Problems to solve:
1: Rewrite the memorandum of decision starting with "Defendant's Response was" and going on through "prayer for relief.", putting "adversary case" in place of "adversary proceeding".
2: According to the memorandum of decision, what made Defendant's Response timely?

Given passage:
^^^^^^^^^^^^^^^^

Opinion
Case No. 12-00649-TLM Adv. No. 13-06034-TLM
08-01-2014
Chapter 7
MEMORANDUM OF DECISION
INTRODUCTION
On April 29, 2014, Tom DeVries and DeVries Family Farm, LLC ("Plaintiffs") filed a motion to amend their adversary complaint to include specific claims for attorneys' fees. See Doc. No. 57 ("Motion"); see also Doc. No. 58 ("Memorandum"). On June 9, Jay P. Clark ("Defendant") responded with an objection to the Motion. See Doc. No. 60 ("Response"). Plaintiffs filed a reply brief. See Doc. No. 61. The Court, having reviewed the parties' submissions, concludes oral argument would not aid the decisional process. This Memorandum of Decision disposes of the Motion.
Defendant's Response was timely by virtue of the Court's Order setting a June 9 deadline for any such response. See Doc. No. 59.
BACKGROUND AND FACTS
Plaintiffs filed this adversary proceeding on September 5, 2013. In their complaint, Plaintiffs pleaded a single cause of action under § 523(a)(2)(A), seeking a judgment holding nondischargeable an administrative claim that was awarded to them in Defendant's underlying bankruptcy case. While Plaintiffs did not plead a separate cause of action for attorneys' fees, they did request attorneys' fees and costs in their prayer for relief.

^^^^^^^^^^^^^^^^

Entries from a dataset:
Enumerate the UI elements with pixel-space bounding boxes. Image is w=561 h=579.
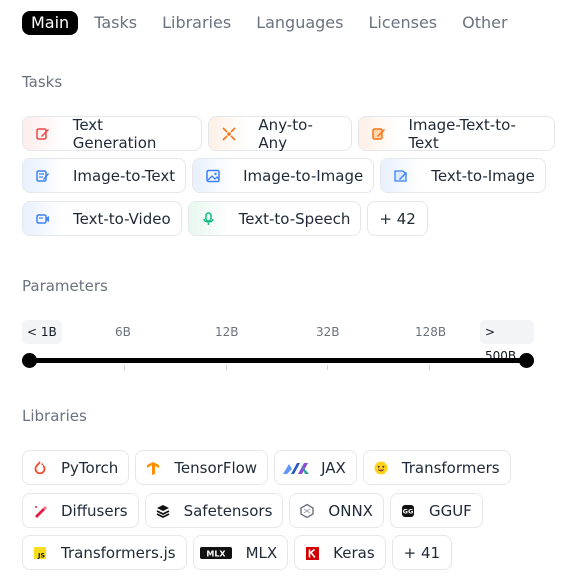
filter-tabs: Main Tasks Libraries Languages Licenses … bbox=[22, 11, 533, 35]
param-label-6b: 6B bbox=[115, 325, 131, 339]
tab-libraries[interactable]: Libraries bbox=[162, 11, 231, 35]
tab-other[interactable]: Other bbox=[462, 11, 507, 35]
svg-text:MLX: MLX bbox=[206, 549, 226, 558]
diffusers-icon bbox=[23, 494, 57, 527]
task-label: Image-Text-to-Text bbox=[408, 115, 516, 152]
library-label: JAX bbox=[321, 458, 346, 477]
parameters-section-title: Parameters bbox=[22, 277, 108, 295]
jax-icon bbox=[275, 451, 317, 484]
mlx-icon: MLX bbox=[194, 536, 238, 569]
library-chip-transformers[interactable]: Transformers bbox=[362, 450, 511, 485]
library-chip-safetensors[interactable]: Safetensors bbox=[144, 493, 284, 528]
library-chip-onnx[interactable]: ONNX bbox=[289, 493, 384, 528]
text-generation-icon bbox=[23, 117, 63, 150]
library-label: Transformers bbox=[401, 458, 500, 477]
tab-languages[interactable]: Languages bbox=[256, 11, 343, 35]
task-label: Image-to-Image bbox=[243, 166, 364, 185]
library-chip-transformers-js[interactable]: JS Transformers.js bbox=[22, 535, 187, 570]
image-to-text-icon bbox=[23, 159, 63, 192]
libraries-row-1: PyTorch TensorFlow JAX Transformers bbox=[22, 450, 517, 485]
parameters-slider-track[interactable] bbox=[29, 358, 527, 363]
library-label: ONNX bbox=[328, 501, 373, 520]
parameter-scale-labels: < 1B 6B 12B 32B 128B > 500B bbox=[22, 320, 534, 363]
library-chip-jax[interactable]: JAX bbox=[274, 450, 357, 485]
library-label: Keras bbox=[333, 543, 375, 562]
library-label: Diffusers bbox=[61, 501, 128, 520]
param-label-32b: 32B bbox=[316, 325, 340, 339]
tab-tasks[interactable]: Tasks bbox=[94, 11, 137, 35]
param-label-max: > 500B bbox=[480, 320, 534, 363]
tasks-row-2: Image-to-Text Image-to-Image Text-to-Ima… bbox=[22, 158, 552, 193]
param-label-128b: 128B bbox=[415, 325, 447, 339]
libraries-row-2: Diffusers Safetensors ONNX GG GGUF bbox=[22, 493, 489, 528]
libraries-row-3: JS Transformers.js MLX MLX Keras + 41 bbox=[22, 535, 458, 570]
library-chip-mlx[interactable]: MLX MLX bbox=[192, 535, 289, 570]
keras-icon bbox=[295, 536, 329, 569]
parameters-slider-max-handle[interactable] bbox=[519, 353, 534, 368]
slider-tick bbox=[226, 365, 227, 370]
task-label: Text Generation bbox=[72, 115, 157, 152]
js-icon: JS bbox=[23, 536, 57, 569]
image-text-to-text-icon bbox=[358, 117, 399, 150]
text-to-speech-icon bbox=[188, 202, 229, 235]
task-chip-text-to-speech[interactable]: Text-to-Speech bbox=[187, 201, 362, 236]
library-label: Transformers.js bbox=[61, 543, 176, 562]
text-to-image-icon bbox=[381, 159, 422, 192]
task-chip-text-generation[interactable]: Text Generation bbox=[22, 115, 202, 152]
gguf-icon: GG bbox=[391, 494, 425, 527]
param-label-min: < 1B bbox=[22, 320, 62, 344]
library-label: Safetensors bbox=[183, 501, 273, 520]
task-label: Text-to-Video bbox=[73, 209, 171, 228]
library-chip-gguf[interactable]: GG GGUF bbox=[389, 493, 483, 528]
task-chip-any-to-any[interactable]: Any-to-Any bbox=[207, 115, 352, 152]
task-chip-text-to-video[interactable]: Text-to-Video bbox=[22, 201, 182, 236]
task-label: Any-to-Any bbox=[258, 115, 313, 152]
hugging-face-icon bbox=[364, 451, 398, 484]
text-to-video-icon bbox=[23, 202, 63, 235]
pytorch-icon bbox=[23, 451, 57, 484]
task-label: Text-to-Speech bbox=[238, 209, 351, 228]
tasks-row-3: Text-to-Video Text-to-Speech + 42 bbox=[22, 201, 434, 236]
any-to-any-icon bbox=[208, 117, 249, 150]
task-label: Image-to-Text bbox=[73, 166, 176, 185]
task-chip-text-to-image[interactable]: Text-to-Image bbox=[380, 158, 546, 193]
tensorflow-icon bbox=[136, 451, 170, 484]
slider-tick bbox=[327, 365, 328, 370]
libraries-section-title: Libraries bbox=[22, 407, 87, 425]
tasks-section-title: Tasks bbox=[22, 73, 63, 91]
library-chip-keras[interactable]: Keras bbox=[294, 535, 386, 570]
task-chip-image-to-image[interactable]: Image-to-Image bbox=[192, 158, 375, 193]
parameters-slider-min-handle[interactable] bbox=[22, 353, 37, 368]
onnx-icon bbox=[290, 494, 324, 527]
library-chip-pytorch[interactable]: PyTorch bbox=[22, 450, 130, 485]
library-chip-tensorflow[interactable]: TensorFlow bbox=[135, 450, 269, 485]
task-chip-image-to-text[interactable]: Image-to-Text bbox=[22, 158, 187, 193]
slider-tick bbox=[429, 365, 430, 370]
library-label: PyTorch bbox=[61, 458, 119, 477]
task-label: Text-to-Image bbox=[431, 166, 535, 185]
libraries-more-button[interactable]: + 41 bbox=[391, 535, 453, 570]
safetensors-icon bbox=[146, 494, 180, 527]
tab-main[interactable]: Main bbox=[22, 11, 79, 35]
slider-tick bbox=[124, 365, 125, 370]
library-chip-diffusers[interactable]: Diffusers bbox=[22, 493, 139, 528]
library-label: TensorFlow bbox=[174, 458, 258, 477]
library-label: MLX bbox=[245, 543, 278, 562]
svg-text:GG: GG bbox=[403, 507, 414, 515]
svg-text:JS: JS bbox=[37, 551, 45, 559]
tasks-row-1: Text Generation Any-to-Any Image-Text-to… bbox=[22, 115, 561, 152]
image-to-image-icon bbox=[193, 159, 234, 192]
tasks-more-button[interactable]: + 42 bbox=[367, 201, 428, 236]
param-label-12b: 12B bbox=[215, 325, 239, 339]
tab-licenses[interactable]: Licenses bbox=[368, 11, 437, 35]
library-label: GGUF bbox=[428, 501, 472, 520]
task-chip-image-text-to-text[interactable]: Image-Text-to-Text bbox=[357, 115, 555, 152]
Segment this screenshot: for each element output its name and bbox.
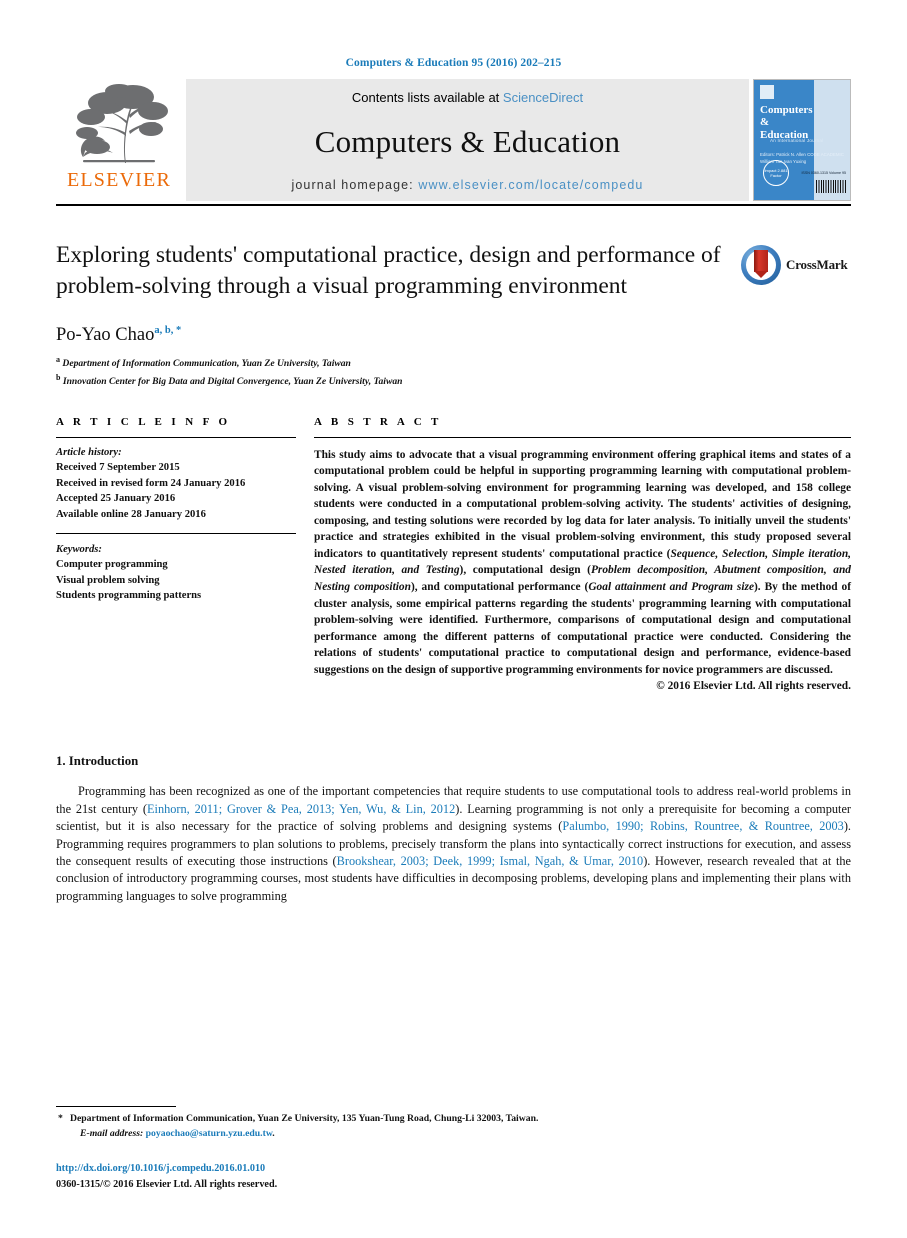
elsevier-tree-icon bbox=[67, 81, 171, 169]
journal-masthead: ELSEVIER Contents lists available at Sci… bbox=[56, 79, 851, 201]
email-line: E-mail address: poyaochao@saturn.yzu.edu… bbox=[70, 1127, 851, 1142]
email-label: E-mail address: bbox=[80, 1127, 144, 1139]
doi-block: http://dx.doi.org/10.1016/j.compedu.2016… bbox=[56, 1161, 851, 1192]
crossmark-icon bbox=[741, 245, 781, 285]
article-history-item: Received in revised form 24 January 2016 bbox=[56, 477, 246, 489]
issn-copyright-line: 0360-1315/© 2016 Elsevier Ltd. All right… bbox=[56, 1178, 278, 1190]
footnote-divider bbox=[56, 1106, 176, 1108]
journal-homepage-link[interactable]: www.elsevier.com/locate/compedu bbox=[418, 178, 643, 192]
elsevier-logo: ELSEVIER bbox=[56, 79, 182, 201]
citation-link-2[interactable]: Palumbo, 1990; Robins, Rountree, & Rount… bbox=[562, 819, 843, 833]
abstract-text: This study aims to advocate that a visua… bbox=[314, 447, 851, 678]
paper-page: Computers & Education 95 (2016) 202–215 bbox=[0, 0, 907, 1238]
affiliation-a-text: Department of Information Communication,… bbox=[62, 357, 351, 369]
cover-publisher-mark bbox=[760, 85, 774, 99]
crossmark-label: CrossMark bbox=[786, 257, 848, 272]
abstract-terms-performance: Goal attainment and Program size bbox=[588, 581, 755, 593]
abstract-part-4: ). By the method of cluster analysis, so… bbox=[314, 581, 852, 676]
affiliation-b-mark: b bbox=[56, 372, 61, 382]
introduction-heading: 1. Introduction bbox=[56, 754, 139, 769]
journal-homepage-line: journal homepage: www.elsevier.com/locat… bbox=[292, 178, 644, 192]
citation-link-1[interactable]: Einhorn, 2011; Grover & Pea, 2013; Yen, … bbox=[147, 802, 455, 816]
journal-title: Computers & Education bbox=[314, 123, 621, 159]
homepage-prefix: journal homepage: bbox=[291, 178, 419, 192]
article-info-rule bbox=[56, 436, 296, 438]
affiliation-b: b Innovation Center for Big Data and Dig… bbox=[56, 372, 851, 390]
article-history-item: Accepted 25 January 2016 bbox=[56, 493, 176, 505]
article-history-block: Article history: Received 7 September 20… bbox=[56, 445, 296, 522]
abstract-heading: A B S T R A C T bbox=[314, 415, 442, 428]
abstract-part-1: This study aims to advocate that a visua… bbox=[314, 448, 851, 560]
article-info-heading: A R T I C L E I N F O bbox=[56, 415, 231, 428]
affiliation-a-mark: a bbox=[56, 354, 60, 364]
author-name: Po-Yao Chao bbox=[56, 324, 155, 345]
email-link[interactable]: poyaochao@saturn.yzu.edu.tw bbox=[146, 1128, 273, 1139]
article-history-item: Received 7 September 2015 bbox=[56, 462, 180, 474]
corresponding-author-address: Department of Information Communication,… bbox=[70, 1113, 539, 1125]
affiliation-b-text: Innovation Center for Big Data and Digit… bbox=[62, 375, 403, 387]
corresponding-author-note: * Department of Information Communicatio… bbox=[56, 1112, 851, 1141]
abstract-copyright: © 2016 Elsevier Ltd. All rights reserved… bbox=[656, 680, 851, 693]
introduction-paragraph: Programming has been recognized as one o… bbox=[56, 783, 851, 905]
cover-subtitle: An International Journal bbox=[770, 138, 824, 143]
author-line: Po-Yao Chaoa, b, * bbox=[56, 325, 851, 346]
article-history-label: Article history: bbox=[56, 446, 122, 458]
cover-issn: ISSN 0360-1315 Volume 95 bbox=[801, 170, 846, 175]
masthead-divider bbox=[56, 204, 851, 206]
email-trailing-period: . bbox=[272, 1127, 275, 1139]
article-info-column: A R T I C L E I N F O Article history: R… bbox=[56, 416, 314, 692]
abstract-part-3: ), and computational performance ( bbox=[410, 581, 589, 593]
introduction-section: 1. Introduction Programming has been rec… bbox=[56, 754, 851, 905]
affiliation-a: a Department of Information Communicatio… bbox=[56, 354, 851, 372]
contents-available-line: Contents lists available at ScienceDirec… bbox=[352, 90, 583, 105]
running-head: Computers & Education 95 (2016) 202–215 bbox=[345, 57, 562, 69]
keyword-item: Students programming patterns bbox=[56, 590, 202, 602]
doi-link[interactable]: http://dx.doi.org/10.1016/j.compedu.2016… bbox=[56, 1161, 851, 1176]
cover-impact-seal: Impact 2.881 Factor bbox=[763, 160, 789, 186]
masthead-center: Contents lists available at ScienceDirec… bbox=[186, 79, 749, 201]
corresponding-author-marker: * bbox=[58, 1113, 63, 1125]
abstract-column: A B S T R A C T This study aims to advoc… bbox=[314, 416, 851, 692]
page-footer: * Department of Information Communicatio… bbox=[56, 1106, 851, 1192]
cover-barcode-icon bbox=[816, 180, 846, 193]
crossmark-ribbon-icon bbox=[754, 250, 768, 278]
cover-title: Computers & Education bbox=[760, 104, 813, 141]
info-abstract-row: A R T I C L E I N F O Article history: R… bbox=[56, 416, 851, 692]
citation-link-3[interactable]: Brookshear, 2003; Deek, 1999; Ismal, Nga… bbox=[337, 854, 644, 868]
sciencedirect-link[interactable]: ScienceDirect bbox=[503, 90, 583, 105]
article-history-item: Available online 28 January 2016 bbox=[56, 508, 206, 520]
author-affiliation-marks: a, b, * bbox=[154, 324, 182, 336]
elsevier-wordmark: ELSEVIER bbox=[66, 169, 172, 191]
keywords-block: Keywords: Computer programming Visual pr… bbox=[56, 542, 296, 604]
keyword-item: Visual problem solving bbox=[56, 574, 160, 586]
abstract-part-2: ), computational design ( bbox=[459, 564, 591, 577]
abstract-rule bbox=[314, 436, 851, 438]
affiliation-list: a Department of Information Communicatio… bbox=[56, 354, 851, 390]
title-main: Exploring students' computational practi… bbox=[56, 240, 741, 303]
title-block: Exploring students' computational practi… bbox=[56, 240, 851, 303]
journal-cover-thumbnail: Computers & Education An International J… bbox=[753, 79, 851, 201]
keywords-label: Keywords: bbox=[56, 544, 102, 556]
keywords-rule bbox=[56, 533, 296, 535]
page-title: Exploring students' computational practi… bbox=[56, 242, 721, 300]
contents-prefix: Contents lists available at bbox=[351, 90, 503, 105]
keyword-item: Computer programming bbox=[56, 559, 168, 571]
crossmark-badge[interactable]: CrossMark bbox=[741, 240, 851, 288]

^^^^^^^^^^^^^^^^

Responses:
1:
Defendant's Response was timely by virtue of the Court's Order setting a June 9 deadline for any such response. See Doc. No. 59.
BACKGROUND AND FACTS
Plaintiffs filed this adversary case on September 5, 2013. In their complaint, Plaintiffs pleaded a single cause of action under § 523(a)(2)(A), seeking a judgment holding nondischargeable an administrative claim that was awarded to them in Defendant's underlying bankruptcy case. While Plaintiffs did not plead a separate cause of action for attorneys' fees, they did request attorneys' fees and costs in their prayer for relief.

2: The Court issued an Order (Doc. No. 59) setting June 9 as the deadline for any response to the Motion. Defendant filed the Response on June 9, so it met that deadline.